▶ Problem details
Locate each line of the material that contains "text", then return it.

▶ Data supplied
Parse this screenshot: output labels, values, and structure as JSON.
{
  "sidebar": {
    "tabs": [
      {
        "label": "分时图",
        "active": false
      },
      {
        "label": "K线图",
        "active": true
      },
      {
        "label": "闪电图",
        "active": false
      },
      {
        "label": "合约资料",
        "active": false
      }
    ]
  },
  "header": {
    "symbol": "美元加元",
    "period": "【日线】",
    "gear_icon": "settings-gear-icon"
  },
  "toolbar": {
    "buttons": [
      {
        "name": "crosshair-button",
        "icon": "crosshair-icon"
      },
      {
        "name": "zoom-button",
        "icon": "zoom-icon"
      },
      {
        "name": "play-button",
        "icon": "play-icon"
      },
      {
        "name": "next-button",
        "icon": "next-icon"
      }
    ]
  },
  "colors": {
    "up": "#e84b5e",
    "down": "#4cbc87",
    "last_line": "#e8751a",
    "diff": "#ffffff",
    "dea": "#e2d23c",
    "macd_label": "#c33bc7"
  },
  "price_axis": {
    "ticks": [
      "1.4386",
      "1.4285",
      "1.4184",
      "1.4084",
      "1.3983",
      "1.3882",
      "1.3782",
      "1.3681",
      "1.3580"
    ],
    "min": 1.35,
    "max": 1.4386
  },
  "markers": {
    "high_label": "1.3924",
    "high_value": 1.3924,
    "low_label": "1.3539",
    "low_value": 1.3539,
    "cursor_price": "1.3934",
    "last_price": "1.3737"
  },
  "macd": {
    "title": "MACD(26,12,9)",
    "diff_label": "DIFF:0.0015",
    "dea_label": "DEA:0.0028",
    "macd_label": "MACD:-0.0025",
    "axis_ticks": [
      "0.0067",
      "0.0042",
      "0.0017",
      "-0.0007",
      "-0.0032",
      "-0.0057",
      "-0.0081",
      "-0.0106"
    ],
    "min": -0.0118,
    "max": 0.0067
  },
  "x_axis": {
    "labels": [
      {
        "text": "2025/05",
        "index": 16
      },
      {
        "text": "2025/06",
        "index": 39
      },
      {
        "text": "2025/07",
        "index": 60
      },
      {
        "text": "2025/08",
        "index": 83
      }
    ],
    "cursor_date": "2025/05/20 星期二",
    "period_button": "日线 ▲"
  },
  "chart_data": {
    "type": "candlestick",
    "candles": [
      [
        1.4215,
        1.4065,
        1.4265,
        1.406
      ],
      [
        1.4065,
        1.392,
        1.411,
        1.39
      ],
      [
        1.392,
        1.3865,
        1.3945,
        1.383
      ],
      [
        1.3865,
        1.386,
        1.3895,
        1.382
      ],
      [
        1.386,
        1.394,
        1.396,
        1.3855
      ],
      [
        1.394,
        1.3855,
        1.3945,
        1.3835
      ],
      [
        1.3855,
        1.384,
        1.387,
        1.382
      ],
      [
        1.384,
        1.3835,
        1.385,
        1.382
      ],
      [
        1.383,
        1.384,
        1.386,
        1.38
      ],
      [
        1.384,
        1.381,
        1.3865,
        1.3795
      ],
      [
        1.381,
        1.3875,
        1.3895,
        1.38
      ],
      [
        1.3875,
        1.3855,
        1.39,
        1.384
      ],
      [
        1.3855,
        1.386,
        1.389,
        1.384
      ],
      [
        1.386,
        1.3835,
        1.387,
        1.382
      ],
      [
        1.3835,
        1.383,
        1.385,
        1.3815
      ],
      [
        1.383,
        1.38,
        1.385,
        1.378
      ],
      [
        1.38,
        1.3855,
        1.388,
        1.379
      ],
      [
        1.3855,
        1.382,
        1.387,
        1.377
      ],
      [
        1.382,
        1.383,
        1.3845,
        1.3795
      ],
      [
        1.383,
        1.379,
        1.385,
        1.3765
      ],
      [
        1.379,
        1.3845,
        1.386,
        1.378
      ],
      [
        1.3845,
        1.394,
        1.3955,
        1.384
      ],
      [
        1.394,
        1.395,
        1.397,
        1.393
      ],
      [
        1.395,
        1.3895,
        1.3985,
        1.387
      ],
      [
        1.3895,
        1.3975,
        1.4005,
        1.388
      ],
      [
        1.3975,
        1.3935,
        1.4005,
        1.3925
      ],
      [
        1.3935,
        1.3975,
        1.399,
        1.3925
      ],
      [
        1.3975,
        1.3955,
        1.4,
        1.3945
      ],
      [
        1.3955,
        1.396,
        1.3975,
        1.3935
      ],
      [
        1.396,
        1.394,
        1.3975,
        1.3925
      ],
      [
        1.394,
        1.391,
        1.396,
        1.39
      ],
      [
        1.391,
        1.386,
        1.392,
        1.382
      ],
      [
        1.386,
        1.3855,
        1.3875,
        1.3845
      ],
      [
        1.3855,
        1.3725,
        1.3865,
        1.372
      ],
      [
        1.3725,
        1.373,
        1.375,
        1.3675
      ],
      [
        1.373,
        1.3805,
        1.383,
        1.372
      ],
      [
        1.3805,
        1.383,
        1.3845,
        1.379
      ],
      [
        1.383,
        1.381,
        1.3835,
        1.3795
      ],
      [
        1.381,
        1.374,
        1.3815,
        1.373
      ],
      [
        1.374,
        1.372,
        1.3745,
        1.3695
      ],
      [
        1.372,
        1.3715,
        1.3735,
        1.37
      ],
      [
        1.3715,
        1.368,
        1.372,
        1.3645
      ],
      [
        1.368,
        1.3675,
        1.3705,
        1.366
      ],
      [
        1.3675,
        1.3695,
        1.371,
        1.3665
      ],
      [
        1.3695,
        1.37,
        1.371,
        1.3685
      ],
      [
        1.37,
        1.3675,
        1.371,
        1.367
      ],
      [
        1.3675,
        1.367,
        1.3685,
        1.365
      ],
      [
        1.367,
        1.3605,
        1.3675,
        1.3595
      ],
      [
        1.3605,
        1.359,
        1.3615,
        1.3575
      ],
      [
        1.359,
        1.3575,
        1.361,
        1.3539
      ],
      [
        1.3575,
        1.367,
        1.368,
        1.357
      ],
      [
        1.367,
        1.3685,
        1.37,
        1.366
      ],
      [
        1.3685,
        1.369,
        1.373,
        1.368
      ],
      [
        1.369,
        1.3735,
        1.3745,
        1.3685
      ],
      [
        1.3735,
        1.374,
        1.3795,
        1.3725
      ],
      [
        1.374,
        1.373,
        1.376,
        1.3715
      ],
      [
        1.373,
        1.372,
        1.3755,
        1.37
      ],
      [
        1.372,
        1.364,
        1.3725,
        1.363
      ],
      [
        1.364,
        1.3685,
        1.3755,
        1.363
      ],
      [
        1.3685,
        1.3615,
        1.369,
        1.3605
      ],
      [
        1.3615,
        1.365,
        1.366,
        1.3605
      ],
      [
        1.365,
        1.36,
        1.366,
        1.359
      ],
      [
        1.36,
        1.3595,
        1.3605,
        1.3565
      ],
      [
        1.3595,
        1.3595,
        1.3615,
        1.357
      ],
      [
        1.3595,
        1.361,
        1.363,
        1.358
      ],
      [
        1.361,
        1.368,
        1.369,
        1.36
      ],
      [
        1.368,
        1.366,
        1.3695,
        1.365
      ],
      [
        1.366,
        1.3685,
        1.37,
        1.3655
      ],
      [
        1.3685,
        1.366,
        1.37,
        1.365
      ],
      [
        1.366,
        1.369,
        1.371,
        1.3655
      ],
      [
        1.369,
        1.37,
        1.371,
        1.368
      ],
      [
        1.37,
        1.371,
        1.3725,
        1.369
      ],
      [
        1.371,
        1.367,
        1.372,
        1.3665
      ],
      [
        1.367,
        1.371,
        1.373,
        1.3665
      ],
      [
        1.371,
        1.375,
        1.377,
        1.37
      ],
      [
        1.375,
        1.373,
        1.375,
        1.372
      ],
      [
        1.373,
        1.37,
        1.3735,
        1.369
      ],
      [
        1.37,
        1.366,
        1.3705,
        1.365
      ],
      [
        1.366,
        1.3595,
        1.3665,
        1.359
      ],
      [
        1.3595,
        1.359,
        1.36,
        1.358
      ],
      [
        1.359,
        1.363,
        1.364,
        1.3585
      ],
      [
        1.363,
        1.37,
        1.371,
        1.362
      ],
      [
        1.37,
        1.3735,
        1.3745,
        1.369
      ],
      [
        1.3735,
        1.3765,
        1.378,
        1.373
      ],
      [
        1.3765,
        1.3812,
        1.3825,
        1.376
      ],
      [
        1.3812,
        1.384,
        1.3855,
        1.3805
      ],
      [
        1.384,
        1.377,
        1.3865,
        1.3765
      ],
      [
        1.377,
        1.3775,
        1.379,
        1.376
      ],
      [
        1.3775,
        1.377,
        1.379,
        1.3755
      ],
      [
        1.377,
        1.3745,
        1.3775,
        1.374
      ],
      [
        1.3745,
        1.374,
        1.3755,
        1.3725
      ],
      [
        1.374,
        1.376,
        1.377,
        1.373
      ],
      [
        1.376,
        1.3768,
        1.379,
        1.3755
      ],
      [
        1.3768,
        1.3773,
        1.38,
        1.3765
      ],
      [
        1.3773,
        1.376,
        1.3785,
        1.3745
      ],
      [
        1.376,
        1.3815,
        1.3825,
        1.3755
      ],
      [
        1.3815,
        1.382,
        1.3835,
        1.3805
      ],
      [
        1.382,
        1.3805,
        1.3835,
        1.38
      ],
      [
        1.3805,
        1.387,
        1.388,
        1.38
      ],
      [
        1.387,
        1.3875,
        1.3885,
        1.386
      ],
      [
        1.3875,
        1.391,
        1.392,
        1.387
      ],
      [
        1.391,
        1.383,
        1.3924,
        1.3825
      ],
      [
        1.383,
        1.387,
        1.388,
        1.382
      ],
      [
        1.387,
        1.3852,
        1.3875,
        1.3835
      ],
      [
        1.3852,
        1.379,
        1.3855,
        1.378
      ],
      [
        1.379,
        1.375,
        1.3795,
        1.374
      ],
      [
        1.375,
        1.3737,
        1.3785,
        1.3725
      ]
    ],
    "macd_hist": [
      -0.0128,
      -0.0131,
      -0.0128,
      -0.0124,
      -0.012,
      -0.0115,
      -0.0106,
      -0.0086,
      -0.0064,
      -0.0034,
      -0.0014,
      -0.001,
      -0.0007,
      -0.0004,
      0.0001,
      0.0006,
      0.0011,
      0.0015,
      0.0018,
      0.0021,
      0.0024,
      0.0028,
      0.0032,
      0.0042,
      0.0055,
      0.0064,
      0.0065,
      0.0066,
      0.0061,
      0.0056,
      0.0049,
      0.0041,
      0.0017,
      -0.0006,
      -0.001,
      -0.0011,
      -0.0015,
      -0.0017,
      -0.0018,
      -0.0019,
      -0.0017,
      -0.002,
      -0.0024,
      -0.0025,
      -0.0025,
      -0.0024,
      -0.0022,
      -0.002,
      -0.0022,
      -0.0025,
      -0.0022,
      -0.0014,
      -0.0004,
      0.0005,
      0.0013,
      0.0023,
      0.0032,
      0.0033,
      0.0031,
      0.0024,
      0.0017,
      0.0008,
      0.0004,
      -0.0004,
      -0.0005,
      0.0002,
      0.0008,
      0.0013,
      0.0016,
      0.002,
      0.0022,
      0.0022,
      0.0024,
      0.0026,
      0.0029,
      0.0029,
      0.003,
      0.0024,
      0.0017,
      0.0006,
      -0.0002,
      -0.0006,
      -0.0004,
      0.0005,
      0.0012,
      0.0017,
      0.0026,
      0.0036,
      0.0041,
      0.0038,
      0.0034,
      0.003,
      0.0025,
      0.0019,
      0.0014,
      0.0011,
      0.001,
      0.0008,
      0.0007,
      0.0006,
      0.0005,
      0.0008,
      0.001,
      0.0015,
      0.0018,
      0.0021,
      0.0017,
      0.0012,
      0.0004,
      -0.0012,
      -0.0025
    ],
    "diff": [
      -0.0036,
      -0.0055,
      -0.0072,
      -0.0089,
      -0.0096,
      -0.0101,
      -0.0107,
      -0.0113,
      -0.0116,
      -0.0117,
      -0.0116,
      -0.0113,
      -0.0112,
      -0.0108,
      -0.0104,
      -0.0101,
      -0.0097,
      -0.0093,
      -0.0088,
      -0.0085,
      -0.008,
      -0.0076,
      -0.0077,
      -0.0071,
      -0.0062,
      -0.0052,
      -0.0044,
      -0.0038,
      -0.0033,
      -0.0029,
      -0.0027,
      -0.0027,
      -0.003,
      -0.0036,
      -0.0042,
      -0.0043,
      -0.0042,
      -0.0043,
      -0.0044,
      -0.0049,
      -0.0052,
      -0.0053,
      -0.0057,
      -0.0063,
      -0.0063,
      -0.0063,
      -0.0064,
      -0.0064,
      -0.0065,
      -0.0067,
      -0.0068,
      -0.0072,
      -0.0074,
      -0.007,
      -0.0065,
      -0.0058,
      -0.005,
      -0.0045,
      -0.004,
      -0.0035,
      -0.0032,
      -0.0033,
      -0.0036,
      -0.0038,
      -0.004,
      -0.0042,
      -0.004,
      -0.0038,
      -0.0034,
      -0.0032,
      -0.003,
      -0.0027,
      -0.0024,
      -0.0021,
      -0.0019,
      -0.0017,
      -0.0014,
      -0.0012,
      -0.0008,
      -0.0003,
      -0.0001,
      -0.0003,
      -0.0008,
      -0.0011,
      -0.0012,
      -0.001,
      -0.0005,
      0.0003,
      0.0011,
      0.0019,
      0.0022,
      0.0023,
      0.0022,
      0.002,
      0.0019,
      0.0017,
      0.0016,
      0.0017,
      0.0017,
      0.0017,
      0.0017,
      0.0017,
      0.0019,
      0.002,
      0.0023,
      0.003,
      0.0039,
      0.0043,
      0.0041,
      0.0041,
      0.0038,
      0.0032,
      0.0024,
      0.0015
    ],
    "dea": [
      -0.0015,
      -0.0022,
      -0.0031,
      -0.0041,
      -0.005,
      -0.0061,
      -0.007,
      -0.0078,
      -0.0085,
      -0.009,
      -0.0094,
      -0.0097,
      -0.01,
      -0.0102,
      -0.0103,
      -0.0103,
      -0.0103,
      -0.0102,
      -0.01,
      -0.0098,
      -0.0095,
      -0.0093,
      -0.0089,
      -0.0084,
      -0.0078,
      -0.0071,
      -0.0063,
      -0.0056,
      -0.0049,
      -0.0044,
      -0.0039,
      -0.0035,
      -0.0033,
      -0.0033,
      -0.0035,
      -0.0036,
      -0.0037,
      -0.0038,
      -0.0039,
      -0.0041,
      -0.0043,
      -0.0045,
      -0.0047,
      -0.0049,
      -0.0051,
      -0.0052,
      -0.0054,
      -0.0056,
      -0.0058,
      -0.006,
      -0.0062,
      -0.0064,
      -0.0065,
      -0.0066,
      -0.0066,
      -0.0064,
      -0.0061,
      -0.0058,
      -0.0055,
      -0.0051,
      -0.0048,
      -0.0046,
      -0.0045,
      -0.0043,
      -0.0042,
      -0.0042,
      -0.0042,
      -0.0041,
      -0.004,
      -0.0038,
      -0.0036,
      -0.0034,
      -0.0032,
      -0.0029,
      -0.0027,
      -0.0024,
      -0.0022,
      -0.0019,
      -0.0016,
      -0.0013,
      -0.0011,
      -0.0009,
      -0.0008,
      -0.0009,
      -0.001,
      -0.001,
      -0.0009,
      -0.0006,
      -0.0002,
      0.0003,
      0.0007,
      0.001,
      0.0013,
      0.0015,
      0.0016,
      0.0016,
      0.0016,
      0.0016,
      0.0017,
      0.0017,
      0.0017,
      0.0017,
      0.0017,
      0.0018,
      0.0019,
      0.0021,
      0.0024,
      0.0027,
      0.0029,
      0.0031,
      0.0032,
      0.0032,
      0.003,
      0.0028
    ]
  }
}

▶ Answer to the exercise
        "text": "2025/05",
        "text": "2025/06",
        "text": "2025/07",
        "text": "2025/08",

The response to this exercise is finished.